[Element placement data]
===============
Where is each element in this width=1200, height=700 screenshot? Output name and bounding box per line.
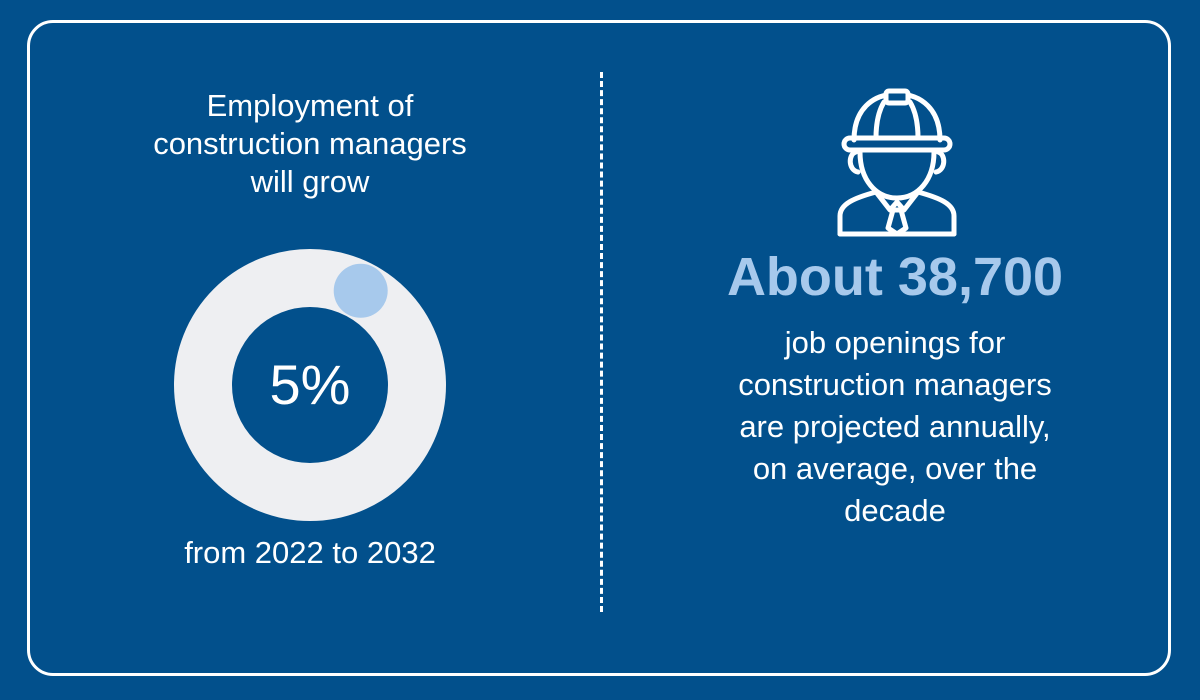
card-frame bbox=[27, 20, 1171, 676]
donut-ring bbox=[174, 249, 446, 521]
growth-heading: Employment of construction managers will… bbox=[153, 88, 467, 199]
donut-progress-marker bbox=[333, 263, 388, 318]
growth-value: 5% bbox=[269, 353, 351, 416]
growth-period: from 2022 to 2032 bbox=[184, 535, 436, 570]
construction-worker-icon bbox=[837, 88, 957, 237]
donut-svg bbox=[174, 249, 446, 521]
job-openings-stat: About 38,700 bbox=[726, 247, 1064, 307]
job-openings-description: job openings for construction managers a… bbox=[738, 325, 1052, 528]
dashed-divider bbox=[600, 72, 603, 612]
growth-donut: 5% bbox=[170, 245, 450, 525]
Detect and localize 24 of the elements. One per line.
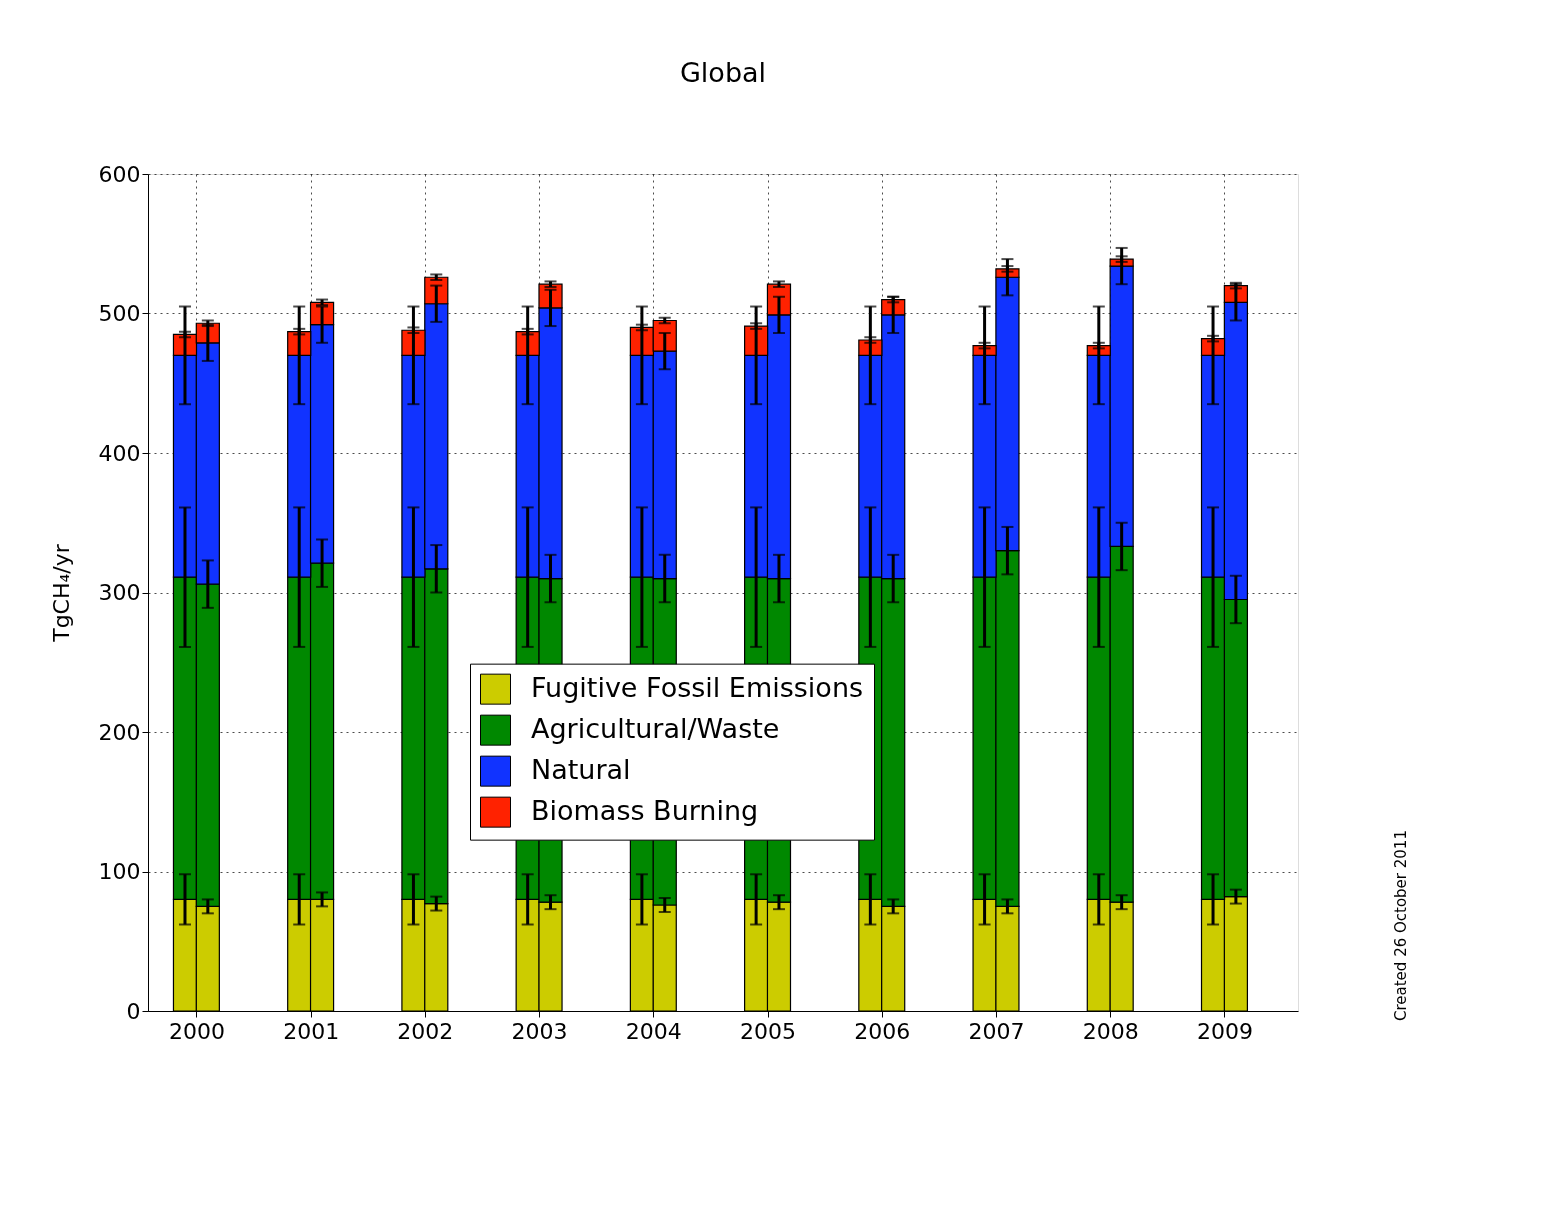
x-tick-label: 2001 xyxy=(283,1018,340,1044)
legend-label: Natural xyxy=(531,754,631,786)
y-tick-label: 400 xyxy=(98,440,141,466)
y-tick-label: 100 xyxy=(98,859,141,884)
x-tick-label: 2008 xyxy=(1082,1018,1139,1044)
y-tick-label: 500 xyxy=(98,301,141,326)
x-tick-label: 2004 xyxy=(625,1018,682,1044)
y-tick-label: 0 xyxy=(126,998,141,1024)
x-tick-label: 2002 xyxy=(397,1018,454,1044)
x-tick-label: 2003 xyxy=(511,1018,568,1044)
x-tick-label: 2007 xyxy=(968,1018,1025,1044)
x-tick-label: 2009 xyxy=(1196,1018,1253,1044)
text: Created 26 October 2011 xyxy=(1392,830,1410,1021)
y-axis-title: TgCH₄/yr xyxy=(48,543,74,643)
chart-title: Global xyxy=(679,57,767,88)
x-tick-label: 2005 xyxy=(740,1018,797,1044)
legend-label: Agricultural/Waste xyxy=(531,713,780,745)
legend-label: Biomass Burning xyxy=(531,795,759,827)
x-tick-label: 2000 xyxy=(168,1018,225,1044)
y-tick-label: 600 xyxy=(98,161,141,187)
y-tick-label: 300 xyxy=(98,580,141,605)
legend-label: Fugitive Fossil Emissions xyxy=(531,672,864,704)
y-tick-label: 200 xyxy=(98,719,141,745)
x-tick-label: 2006 xyxy=(854,1018,911,1044)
===============
▸ What you will do
Rewrite the records above with every occurrence of "legend-label" replaced by "legend-entry", and leave everything else unchanged. Omit the pictures from your answer.

▸ Solution for this problem
Where is each element in this width=1200, height=700 screenshot? Output name and bounding box per line.
card-frame bbox=[27, 20, 1171, 676]
donut-ring bbox=[174, 249, 446, 521]
growth-heading: Employment of construction managers will… bbox=[153, 88, 467, 199]
donut-progress-marker bbox=[333, 263, 388, 318]
growth-value: 5% bbox=[269, 353, 351, 416]
growth-period: from 2022 to 2032 bbox=[184, 535, 436, 570]
construction-worker-icon bbox=[837, 88, 957, 237]
donut-svg bbox=[174, 249, 446, 521]
job-openings-stat: About 38,700 bbox=[726, 247, 1064, 307]
job-openings-description: job openings for construction managers a… bbox=[738, 325, 1052, 528]
dashed-divider bbox=[600, 72, 603, 612]
growth-donut: 5% bbox=[170, 245, 450, 525]
Detect and localize 24 of the elements. One per line.
x-tick-label: 2001 xyxy=(283,1018,340,1044)
legend-entry: Natural xyxy=(531,754,631,786)
y-tick-label: 400 xyxy=(98,440,141,466)
y-tick-label: 100 xyxy=(98,859,141,884)
x-tick-label: 2008 xyxy=(1082,1018,1139,1044)
y-tick-label: 500 xyxy=(98,301,141,326)
x-tick-label: 2004 xyxy=(625,1018,682,1044)
y-tick-label: 0 xyxy=(126,998,141,1024)
x-tick-label: 2002 xyxy=(397,1018,454,1044)
x-tick-label: 2003 xyxy=(511,1018,568,1044)
x-tick-label: 2007 xyxy=(968,1018,1025,1044)
x-tick-label: 2009 xyxy=(1196,1018,1253,1044)
text: Created 26 October 2011 xyxy=(1392,830,1410,1021)
y-axis-title: TgCH₄/yr xyxy=(48,543,74,643)
chart-title: Global xyxy=(679,57,767,88)
x-tick-label: 2005 xyxy=(740,1018,797,1044)
legend-entry: Agricultural/Waste xyxy=(531,713,780,745)
legend-entry: Biomass Burning xyxy=(531,795,759,827)
x-tick-label: 2000 xyxy=(168,1018,225,1044)
y-tick-label: 600 xyxy=(98,161,141,187)
y-tick-label: 300 xyxy=(98,580,141,605)
legend-entry: Fugitive Fossil Emissions xyxy=(531,672,864,704)
y-tick-label: 200 xyxy=(98,719,141,745)
x-tick-label: 2006 xyxy=(854,1018,911,1044)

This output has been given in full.